#### Directive
Every line of the material is to be repeated exactly as it stands.

#### Input material
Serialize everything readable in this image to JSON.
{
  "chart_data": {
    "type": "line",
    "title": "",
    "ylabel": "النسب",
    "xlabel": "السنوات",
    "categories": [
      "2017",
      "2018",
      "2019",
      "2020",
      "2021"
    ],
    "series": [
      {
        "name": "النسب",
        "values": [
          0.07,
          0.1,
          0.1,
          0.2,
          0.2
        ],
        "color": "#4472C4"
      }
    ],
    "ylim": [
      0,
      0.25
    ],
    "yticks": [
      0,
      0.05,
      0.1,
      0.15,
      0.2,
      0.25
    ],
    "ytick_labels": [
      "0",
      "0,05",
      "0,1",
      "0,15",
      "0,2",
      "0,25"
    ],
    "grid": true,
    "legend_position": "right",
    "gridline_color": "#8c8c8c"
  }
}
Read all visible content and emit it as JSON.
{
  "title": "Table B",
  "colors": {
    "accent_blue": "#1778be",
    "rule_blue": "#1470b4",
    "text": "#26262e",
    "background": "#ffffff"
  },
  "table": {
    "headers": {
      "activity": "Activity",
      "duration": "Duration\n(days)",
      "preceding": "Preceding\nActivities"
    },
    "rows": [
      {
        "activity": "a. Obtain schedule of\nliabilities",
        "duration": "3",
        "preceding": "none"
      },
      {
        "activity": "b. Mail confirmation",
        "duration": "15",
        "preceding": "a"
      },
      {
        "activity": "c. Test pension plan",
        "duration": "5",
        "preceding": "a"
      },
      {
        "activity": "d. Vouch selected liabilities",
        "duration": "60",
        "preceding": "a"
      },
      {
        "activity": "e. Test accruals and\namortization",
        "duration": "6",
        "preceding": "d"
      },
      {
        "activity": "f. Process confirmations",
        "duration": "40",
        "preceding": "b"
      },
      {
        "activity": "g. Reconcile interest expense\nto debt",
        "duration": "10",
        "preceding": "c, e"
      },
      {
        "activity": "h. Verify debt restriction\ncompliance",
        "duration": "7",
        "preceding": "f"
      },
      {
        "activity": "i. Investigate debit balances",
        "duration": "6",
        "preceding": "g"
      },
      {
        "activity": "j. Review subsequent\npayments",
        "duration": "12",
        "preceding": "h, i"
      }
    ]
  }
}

#### Exercise answer
Serialize everything readable in this image to JSON.
{
  "chart_data": {
    "type": "line",
    "title": "",
    "ylabel": "النسب",
    "xlabel": "السنوات",
    "categories": [
      "2017",
      "2018",
      "2019",
      "2020",
      "2021"
    ],
    "series": [
      {
        "name": "النسب",
        "values": [
          0.07,
          0.1,
          0.1,
          0.2,
          0.2
        ],
        "color": "#4472C4"
      }
    ],
    "ylim": [
      0,
      0.25
    ],
    "yticks": [
      0,
      0.05,
      0.1,
      0.15,
      0.2,
      0.25
    ],
    "ytick_labels": [
      "0",
      "0,05",
      "0,1",
      "0,15",
      "0,2",
      "0,25"
    ],
    "grid": true,
    "legend_position": "right",
    "gridline_color": "#8c8c8c"
  }
}
Read all visible content and emit it as JSON.
{
  "title": "Table B",
  "colors": {
    "accent_blue": "#1778be",
    "rule_blue": "#1470b4",
    "text": "#26262e",
    "background": "#ffffff"
  },
  "table": {
    "headers": {
      "activity": "Activity",
      "duration": "Duration\n(days)",
      "preceding": "Preceding\nActivities"
    },
    "rows": [
      {
        "activity": "a. Obtain schedule of\nliabilities",
        "duration": "3",
        "preceding": "none"
      },
      {
        "activity": "b. Mail confirmation",
        "duration": "15",
        "preceding": "a"
      },
      {
        "activity": "c. Test pension plan",
        "duration": "5",
        "preceding": "a"
      },
      {
        "activity": "d. Vouch selected liabilities",
        "duration": "60",
        "preceding": "a"
      },
      {
        "activity": "e. Test accruals and\namortization",
        "duration": "6",
        "preceding": "d"
      },
      {
        "activity": "f. Process confirmations",
        "duration": "40",
        "preceding": "b"
      },
      {
        "activity": "g. Reconcile interest expense\nto debt",
        "duration": "10",
        "preceding": "c, e"
      },
      {
        "activity": "h. Verify debt restriction\ncompliance",
        "duration": "7",
        "preceding": "f"
      },
      {
        "activity": "i. Investigate debit balances",
        "duration": "6",
        "preceding": "g"
      },
      {
        "activity": "j. Review subsequent\npayments",
        "duration": "12",
        "preceding": "h, i"
      }
    ]
  }
}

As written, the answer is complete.